__Task to carry out__:
Continue the discussion about wrapping selected text in an em tag with a keyboard shortcut, picking up after its final sentence.

__Extracted text__:

--- START ---

I’d love to have this for selecting words and phrases and pasting a <em>
before them and a </em>
after. Can have both on my clipboard but I don’t know how to perform the double-caret selection without my mouse
Is there a hotkey to split a selection into two carets at the start & end?
Yes. Just use Edit -> Tag -> Wrap Selection With Tag
. The keyboard shortcut is Alt + Shift + W
Oh sweet. Is there a way to change the default tag for that or am I gonna have to retype the em
each time?
There are a few ways, but the easiest would be to add this binding to your user key bindings (Preferences > Key Bindings
):
{ "keys": ["alt+shift+w"], "command": "insert_snippet",
"args": {
"contents": "<${1:em}>${0:$SELECTION}</${1/([^ ]+).*/$1/}>"
}
},
The em
in ${1:em}
is what sets the default tag here; you can change it to what you like or have multiple keys, etc.

--- END ---

__Data to examine__:
--- START ---

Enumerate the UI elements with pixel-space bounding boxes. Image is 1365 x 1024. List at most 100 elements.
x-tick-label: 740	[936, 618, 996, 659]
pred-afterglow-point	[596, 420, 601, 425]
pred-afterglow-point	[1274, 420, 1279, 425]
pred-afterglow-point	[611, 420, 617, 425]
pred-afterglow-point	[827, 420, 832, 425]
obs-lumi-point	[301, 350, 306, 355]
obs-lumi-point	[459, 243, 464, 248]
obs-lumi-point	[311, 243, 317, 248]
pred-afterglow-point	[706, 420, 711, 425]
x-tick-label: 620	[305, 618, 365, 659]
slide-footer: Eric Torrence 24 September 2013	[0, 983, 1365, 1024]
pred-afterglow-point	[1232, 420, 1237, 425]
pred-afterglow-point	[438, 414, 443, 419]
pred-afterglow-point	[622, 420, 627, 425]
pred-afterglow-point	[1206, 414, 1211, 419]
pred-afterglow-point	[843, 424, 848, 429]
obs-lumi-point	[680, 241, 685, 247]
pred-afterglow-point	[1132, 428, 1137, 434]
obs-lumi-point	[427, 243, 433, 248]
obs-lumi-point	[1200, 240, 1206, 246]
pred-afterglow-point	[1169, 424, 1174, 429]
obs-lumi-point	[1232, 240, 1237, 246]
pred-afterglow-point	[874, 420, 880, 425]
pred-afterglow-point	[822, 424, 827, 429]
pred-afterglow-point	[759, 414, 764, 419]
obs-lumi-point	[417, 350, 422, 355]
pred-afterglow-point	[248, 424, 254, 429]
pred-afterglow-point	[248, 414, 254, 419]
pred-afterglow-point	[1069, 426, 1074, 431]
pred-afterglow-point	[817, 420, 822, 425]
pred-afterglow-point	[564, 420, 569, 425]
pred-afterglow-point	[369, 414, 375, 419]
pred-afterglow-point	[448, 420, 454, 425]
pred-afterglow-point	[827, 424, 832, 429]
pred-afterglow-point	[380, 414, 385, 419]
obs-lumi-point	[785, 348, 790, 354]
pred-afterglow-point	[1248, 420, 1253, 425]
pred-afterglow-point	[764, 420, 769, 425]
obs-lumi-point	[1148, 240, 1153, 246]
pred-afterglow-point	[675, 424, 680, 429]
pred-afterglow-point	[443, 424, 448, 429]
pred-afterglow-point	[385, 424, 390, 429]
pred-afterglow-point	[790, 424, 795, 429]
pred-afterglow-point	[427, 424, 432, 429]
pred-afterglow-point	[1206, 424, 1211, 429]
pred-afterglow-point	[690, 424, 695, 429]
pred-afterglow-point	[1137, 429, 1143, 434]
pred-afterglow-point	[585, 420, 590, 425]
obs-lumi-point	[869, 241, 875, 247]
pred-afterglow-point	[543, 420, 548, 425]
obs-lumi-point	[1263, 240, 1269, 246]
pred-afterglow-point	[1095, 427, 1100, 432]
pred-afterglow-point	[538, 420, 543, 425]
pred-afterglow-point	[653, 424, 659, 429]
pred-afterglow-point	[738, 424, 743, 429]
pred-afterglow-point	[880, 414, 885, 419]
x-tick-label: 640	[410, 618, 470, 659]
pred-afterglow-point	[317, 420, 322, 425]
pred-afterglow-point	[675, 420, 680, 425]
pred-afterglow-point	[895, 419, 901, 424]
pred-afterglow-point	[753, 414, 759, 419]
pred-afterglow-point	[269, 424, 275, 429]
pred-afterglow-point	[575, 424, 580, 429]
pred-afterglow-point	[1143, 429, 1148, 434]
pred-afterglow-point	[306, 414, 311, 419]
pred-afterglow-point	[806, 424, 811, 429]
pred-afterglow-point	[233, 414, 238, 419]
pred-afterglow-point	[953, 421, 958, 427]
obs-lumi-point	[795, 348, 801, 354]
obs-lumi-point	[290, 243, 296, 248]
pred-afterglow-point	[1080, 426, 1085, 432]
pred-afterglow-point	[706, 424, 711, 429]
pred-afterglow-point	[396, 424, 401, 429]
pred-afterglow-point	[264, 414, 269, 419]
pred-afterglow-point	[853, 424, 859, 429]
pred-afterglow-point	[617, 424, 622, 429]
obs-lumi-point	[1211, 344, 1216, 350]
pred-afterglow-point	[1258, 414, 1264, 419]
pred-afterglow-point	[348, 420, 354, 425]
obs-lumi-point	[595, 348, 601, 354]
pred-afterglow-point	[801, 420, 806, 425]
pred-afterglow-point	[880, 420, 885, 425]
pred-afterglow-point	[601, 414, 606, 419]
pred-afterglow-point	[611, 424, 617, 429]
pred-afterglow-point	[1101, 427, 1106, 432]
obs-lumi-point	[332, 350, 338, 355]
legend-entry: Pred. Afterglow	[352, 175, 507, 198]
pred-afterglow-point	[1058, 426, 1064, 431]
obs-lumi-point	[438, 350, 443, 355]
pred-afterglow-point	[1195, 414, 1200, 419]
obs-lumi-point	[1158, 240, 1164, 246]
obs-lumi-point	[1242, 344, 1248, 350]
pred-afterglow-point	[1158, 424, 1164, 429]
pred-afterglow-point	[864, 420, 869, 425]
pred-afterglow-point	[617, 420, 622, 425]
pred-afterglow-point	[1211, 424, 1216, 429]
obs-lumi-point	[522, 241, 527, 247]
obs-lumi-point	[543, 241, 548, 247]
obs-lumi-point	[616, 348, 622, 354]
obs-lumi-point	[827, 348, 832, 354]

--- END ---

__Exercise response__:
i’m uncertain how this part works </${1/([^ ]+).*/$1/}>
i understand the regex but how is this corresponding to the content of the opening tag?
also i have in my default key bindings this
{ “keys”: [“alt+shift+w”], “command”: “insert_snippet”, “args”: { “name”: “Packages/XML/Snippets/xml-long-tag.sublime-snippet” } },
so i guess it works out of the box with the same pattern in xml-long-tag.sublime-snippet
but p instead of em as default
See the community docs on snippets for more detailed information, but in short ${1}
specifies that this is snippet field 1, and the :em
means that’s what the default value for the snippet it. Fields are mirrored so that anywhere the field ${1}
appears, the text you type into the first one is replaced there. The extra regex bits do some textual substitutions on the text in the mirrored copy.
This snippet content is indeed exactly the snippet contents of the file that you’re mentioning (except that the default is p
instead of em
), but in this example the snippet content is inlined instead of being in a snippet file.
The default uses a snippet file because the command is also available from the menu.
Other ways to make the same change include making your own copy of the snippet file and expanding it from there or making an override on the snippet file you referenced above to make the same change so that the default key and menu will use the same default.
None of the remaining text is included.